**Your goal:** Set down the material below in full, matching it exactly.
====== Supplied material ======
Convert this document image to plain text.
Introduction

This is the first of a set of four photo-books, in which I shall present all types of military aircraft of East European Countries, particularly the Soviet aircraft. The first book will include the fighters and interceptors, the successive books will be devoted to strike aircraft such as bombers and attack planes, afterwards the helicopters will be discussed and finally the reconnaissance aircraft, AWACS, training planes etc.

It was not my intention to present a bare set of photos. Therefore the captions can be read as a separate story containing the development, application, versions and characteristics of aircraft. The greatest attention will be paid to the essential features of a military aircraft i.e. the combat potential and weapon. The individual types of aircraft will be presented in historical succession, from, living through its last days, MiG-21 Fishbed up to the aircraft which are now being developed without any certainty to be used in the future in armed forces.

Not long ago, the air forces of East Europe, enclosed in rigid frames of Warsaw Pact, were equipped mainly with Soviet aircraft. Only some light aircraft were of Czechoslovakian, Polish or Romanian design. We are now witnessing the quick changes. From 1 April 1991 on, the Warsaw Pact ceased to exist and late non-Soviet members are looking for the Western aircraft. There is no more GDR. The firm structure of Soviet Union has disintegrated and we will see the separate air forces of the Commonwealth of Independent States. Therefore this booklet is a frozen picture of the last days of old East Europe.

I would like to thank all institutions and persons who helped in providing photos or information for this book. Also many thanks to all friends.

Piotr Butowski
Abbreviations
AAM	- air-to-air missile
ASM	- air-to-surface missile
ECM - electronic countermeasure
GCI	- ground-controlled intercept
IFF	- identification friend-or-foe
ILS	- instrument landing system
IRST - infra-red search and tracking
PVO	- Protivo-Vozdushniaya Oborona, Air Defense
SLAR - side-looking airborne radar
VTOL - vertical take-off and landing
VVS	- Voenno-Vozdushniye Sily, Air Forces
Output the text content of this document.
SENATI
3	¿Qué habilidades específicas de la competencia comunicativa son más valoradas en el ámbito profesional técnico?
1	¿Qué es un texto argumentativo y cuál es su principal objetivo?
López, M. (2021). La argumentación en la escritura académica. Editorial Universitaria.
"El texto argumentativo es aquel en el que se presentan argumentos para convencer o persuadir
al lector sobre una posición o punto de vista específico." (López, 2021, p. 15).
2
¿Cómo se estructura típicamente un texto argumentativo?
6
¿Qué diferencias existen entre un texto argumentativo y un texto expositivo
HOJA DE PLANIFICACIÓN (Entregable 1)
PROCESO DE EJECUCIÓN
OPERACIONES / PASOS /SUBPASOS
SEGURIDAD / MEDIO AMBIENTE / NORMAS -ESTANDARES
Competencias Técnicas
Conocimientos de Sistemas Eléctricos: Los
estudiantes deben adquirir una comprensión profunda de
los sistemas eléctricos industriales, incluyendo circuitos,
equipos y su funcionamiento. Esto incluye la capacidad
======
**Response to this task:**
Convert this document image to plain text.
Introduction

This is the first of a set of four photo-books, in which I shall present all types of military aircraft of East European Countries, particularly the Soviet aircraft. The first book will include the fighters and interceptors, the successive books will be devoted to strike aircraft such as bombers and attack planes, afterwards the helicopters will be discussed and finally the reconnaissance aircraft, AWACS, training planes etc.

It was not my intention to present a bare set of photos. Therefore the captions can be read as a separate story containing the development, application, versions and characteristics of aircraft. The greatest attention will be paid to the essential features of a military aircraft i.e. the combat potential and weapon. The individual types of aircraft will be presented in historical succession, from, living through its last days, MiG-21 Fishbed up to the aircraft which are now being developed without any certainty to be used in the future in armed forces.

Not long ago, the air forces of East Europe, enclosed in rigid frames of Warsaw Pact, were equipped mainly with Soviet aircraft. Only some light aircraft were of Czechoslovakian, Polish or Romanian design. We are now witnessing the quick changes. From 1 April 1991 on, the Warsaw Pact ceased to exist and late non-Soviet members are looking for the Western aircraft. There is no more GDR. The firm structure of Soviet Union has disintegrated and we will see the separate air forces of the Commonwealth of Independent States. Therefore this booklet is a frozen picture of the last days of old East Europe.

I would like to thank all institutions and persons who helped in providing photos or information for this book. Also many thanks to all friends.

Piotr Butowski
Abbreviations
AAM	- air-to-air missile
ASM	- air-to-surface missile
ECM - electronic countermeasure
GCI	- ground-controlled intercept
IFF	- identification friend-or-foe
ILS	- instrument landing system
IRST - infra-red search and tracking
PVO	- Protivo-Vozdushniaya Oborona, Air Defense
SLAR - side-looking airborne radar
VTOL - vertical take-off and landing
VVS	- Voenno-Vozdushniye Sily, Air Forces
Output the text content of this document.
SENATI
3	¿Qué habilidades específicas de la competencia comunicativa son más valoradas en el ámbito profesional técnico?
1	¿Qué es un texto argumentativo y cuál es su principal objetivo?
López, M. (2021). La argumentación en la escritura académica. Editorial Universitaria.
"El texto argumentativo es aquel en el que se presentan argumentos para convencer o persuadir
al lector sobre una posición o punto de vista específico." (López, 2021, p. 15).
2
¿Cómo se estructura típicamente un texto argumentativo?
6
¿Qué diferencias existen entre un texto argumentativo y un texto expositivo
HOJA DE PLANIFICACIÓN (Entregable 1)
PROCESO DE EJECUCIÓN
OPERACIONES / PASOS /SUBPASOS
SEGURIDAD / MEDIO AMBIENTE / NORMAS -ESTANDARES
Competencias Técnicas
Conocimientos de Sistemas Eléctricos: Los
estudiantes deben adquirir una comprensión profunda de
los sistemas eléctricos industriales, incluyendo circuitos,
equipos y su funcionamiento. Esto incluye la capacidad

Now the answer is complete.